## START Data supplied

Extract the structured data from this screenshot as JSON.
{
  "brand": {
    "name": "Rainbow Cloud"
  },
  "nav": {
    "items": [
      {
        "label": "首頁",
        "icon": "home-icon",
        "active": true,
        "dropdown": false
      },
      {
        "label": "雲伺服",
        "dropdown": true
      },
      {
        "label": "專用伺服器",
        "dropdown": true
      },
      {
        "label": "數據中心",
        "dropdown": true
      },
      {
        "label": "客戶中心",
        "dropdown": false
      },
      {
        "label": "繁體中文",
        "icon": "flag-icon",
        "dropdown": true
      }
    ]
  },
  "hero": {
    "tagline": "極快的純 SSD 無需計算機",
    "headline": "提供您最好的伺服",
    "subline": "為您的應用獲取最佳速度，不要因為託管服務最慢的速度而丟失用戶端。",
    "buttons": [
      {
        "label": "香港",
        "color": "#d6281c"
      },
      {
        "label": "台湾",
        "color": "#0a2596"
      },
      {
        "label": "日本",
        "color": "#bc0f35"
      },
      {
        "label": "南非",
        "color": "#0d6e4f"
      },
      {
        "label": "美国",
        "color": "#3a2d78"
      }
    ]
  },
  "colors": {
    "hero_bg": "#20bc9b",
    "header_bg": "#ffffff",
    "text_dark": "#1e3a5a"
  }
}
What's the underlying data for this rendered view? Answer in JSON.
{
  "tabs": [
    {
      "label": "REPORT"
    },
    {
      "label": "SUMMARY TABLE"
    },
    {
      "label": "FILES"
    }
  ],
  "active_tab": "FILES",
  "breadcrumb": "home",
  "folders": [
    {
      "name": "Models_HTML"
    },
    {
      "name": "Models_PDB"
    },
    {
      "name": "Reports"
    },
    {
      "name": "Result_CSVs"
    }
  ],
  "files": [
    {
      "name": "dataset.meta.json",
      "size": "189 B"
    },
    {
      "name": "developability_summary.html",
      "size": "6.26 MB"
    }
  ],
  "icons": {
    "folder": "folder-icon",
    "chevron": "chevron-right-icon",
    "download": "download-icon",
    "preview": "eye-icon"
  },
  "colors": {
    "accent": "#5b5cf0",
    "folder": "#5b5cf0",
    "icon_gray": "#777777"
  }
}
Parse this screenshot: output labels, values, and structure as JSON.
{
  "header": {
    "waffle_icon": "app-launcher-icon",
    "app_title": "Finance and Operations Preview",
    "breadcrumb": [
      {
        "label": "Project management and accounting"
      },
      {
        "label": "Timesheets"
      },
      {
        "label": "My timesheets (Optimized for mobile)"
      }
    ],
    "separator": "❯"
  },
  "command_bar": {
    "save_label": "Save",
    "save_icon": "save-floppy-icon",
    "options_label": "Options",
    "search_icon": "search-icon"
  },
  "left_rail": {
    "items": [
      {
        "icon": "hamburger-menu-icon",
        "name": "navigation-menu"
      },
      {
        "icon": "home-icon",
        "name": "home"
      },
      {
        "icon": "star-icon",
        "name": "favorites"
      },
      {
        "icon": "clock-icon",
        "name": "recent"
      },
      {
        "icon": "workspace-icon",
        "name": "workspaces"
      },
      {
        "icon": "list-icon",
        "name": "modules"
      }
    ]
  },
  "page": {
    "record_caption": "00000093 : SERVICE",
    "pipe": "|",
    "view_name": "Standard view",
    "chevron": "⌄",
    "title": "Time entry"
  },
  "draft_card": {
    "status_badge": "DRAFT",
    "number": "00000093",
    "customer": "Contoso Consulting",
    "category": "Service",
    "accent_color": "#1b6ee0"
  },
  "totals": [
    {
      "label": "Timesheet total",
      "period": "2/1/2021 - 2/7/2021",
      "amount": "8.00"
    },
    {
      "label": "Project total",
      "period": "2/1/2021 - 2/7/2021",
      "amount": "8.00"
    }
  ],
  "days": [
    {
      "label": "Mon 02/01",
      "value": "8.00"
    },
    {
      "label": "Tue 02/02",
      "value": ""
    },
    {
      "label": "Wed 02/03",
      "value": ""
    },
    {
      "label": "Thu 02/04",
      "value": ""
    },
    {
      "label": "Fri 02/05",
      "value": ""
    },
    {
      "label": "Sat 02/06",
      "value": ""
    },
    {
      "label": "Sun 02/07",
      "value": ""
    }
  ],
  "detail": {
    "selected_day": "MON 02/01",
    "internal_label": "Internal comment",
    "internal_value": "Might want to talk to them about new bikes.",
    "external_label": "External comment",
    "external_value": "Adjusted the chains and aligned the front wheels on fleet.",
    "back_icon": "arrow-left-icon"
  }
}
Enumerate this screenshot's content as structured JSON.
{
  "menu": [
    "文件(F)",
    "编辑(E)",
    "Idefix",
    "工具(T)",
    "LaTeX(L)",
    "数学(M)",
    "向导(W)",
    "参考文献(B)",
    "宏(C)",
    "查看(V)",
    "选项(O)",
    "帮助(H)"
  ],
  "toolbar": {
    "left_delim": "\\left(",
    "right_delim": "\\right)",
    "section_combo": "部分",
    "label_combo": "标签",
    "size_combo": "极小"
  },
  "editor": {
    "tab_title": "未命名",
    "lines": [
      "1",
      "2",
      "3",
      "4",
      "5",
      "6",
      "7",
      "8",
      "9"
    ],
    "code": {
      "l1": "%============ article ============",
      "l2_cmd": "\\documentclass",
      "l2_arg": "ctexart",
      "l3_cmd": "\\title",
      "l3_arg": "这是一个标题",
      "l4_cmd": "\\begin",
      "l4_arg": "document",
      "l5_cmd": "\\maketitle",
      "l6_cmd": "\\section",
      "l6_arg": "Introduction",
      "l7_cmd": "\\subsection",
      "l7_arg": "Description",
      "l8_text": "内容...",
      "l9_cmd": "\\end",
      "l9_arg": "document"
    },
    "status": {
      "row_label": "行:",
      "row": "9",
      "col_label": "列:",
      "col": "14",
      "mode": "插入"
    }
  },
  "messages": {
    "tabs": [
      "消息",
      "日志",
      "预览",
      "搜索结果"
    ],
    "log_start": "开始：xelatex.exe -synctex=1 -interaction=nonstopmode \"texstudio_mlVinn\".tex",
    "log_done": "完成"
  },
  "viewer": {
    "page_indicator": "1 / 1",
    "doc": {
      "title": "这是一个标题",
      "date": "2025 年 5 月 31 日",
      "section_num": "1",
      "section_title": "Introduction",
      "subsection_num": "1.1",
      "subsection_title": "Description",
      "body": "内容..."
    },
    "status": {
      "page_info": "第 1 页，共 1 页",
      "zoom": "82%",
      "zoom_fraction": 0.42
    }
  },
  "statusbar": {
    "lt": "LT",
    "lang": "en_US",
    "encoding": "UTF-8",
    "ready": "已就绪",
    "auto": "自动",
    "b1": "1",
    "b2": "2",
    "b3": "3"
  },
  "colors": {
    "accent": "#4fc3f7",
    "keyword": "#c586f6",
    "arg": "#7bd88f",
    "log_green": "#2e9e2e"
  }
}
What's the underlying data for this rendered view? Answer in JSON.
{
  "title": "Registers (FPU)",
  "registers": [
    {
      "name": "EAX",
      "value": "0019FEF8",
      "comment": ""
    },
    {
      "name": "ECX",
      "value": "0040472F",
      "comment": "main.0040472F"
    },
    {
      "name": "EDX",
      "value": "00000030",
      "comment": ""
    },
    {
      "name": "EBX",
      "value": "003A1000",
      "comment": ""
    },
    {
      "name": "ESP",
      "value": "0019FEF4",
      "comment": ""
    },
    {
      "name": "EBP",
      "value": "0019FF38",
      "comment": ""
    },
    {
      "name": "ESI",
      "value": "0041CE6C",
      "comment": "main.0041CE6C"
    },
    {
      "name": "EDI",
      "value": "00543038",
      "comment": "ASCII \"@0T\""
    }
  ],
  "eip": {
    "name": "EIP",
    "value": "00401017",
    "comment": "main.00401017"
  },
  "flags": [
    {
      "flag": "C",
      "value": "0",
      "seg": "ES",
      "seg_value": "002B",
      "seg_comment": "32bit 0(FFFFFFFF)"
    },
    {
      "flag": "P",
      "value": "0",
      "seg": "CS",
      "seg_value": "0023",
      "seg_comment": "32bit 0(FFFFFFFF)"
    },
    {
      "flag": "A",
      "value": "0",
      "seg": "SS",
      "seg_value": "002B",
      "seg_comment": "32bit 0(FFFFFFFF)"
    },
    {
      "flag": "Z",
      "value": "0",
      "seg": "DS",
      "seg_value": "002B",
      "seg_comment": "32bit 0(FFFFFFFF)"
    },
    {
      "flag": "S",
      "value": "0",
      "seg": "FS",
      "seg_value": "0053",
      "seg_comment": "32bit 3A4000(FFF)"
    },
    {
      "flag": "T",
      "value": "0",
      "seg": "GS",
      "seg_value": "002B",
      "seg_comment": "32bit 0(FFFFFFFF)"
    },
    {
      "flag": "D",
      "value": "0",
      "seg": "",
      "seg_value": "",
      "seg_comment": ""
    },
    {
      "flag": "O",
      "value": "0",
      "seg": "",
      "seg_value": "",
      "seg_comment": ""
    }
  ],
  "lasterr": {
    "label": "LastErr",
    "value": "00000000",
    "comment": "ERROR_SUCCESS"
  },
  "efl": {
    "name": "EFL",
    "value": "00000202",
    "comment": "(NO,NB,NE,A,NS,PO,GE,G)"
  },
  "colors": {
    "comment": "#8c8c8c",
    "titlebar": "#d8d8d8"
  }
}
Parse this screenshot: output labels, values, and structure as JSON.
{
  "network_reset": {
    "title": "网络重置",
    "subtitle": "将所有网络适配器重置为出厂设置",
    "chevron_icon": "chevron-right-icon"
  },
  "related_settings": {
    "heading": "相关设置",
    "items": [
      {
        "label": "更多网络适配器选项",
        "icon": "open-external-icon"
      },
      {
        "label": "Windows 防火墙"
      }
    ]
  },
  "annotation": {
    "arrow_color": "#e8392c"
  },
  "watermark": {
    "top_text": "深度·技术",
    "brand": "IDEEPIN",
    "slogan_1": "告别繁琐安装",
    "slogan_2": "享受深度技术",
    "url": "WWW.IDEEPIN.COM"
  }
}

## END Data supplied

[Aim]
Scan the material above. Copy each line that holds the word "Project".

[Exercise response]
        "label": "Project management and accounting"
      "label": "Project total",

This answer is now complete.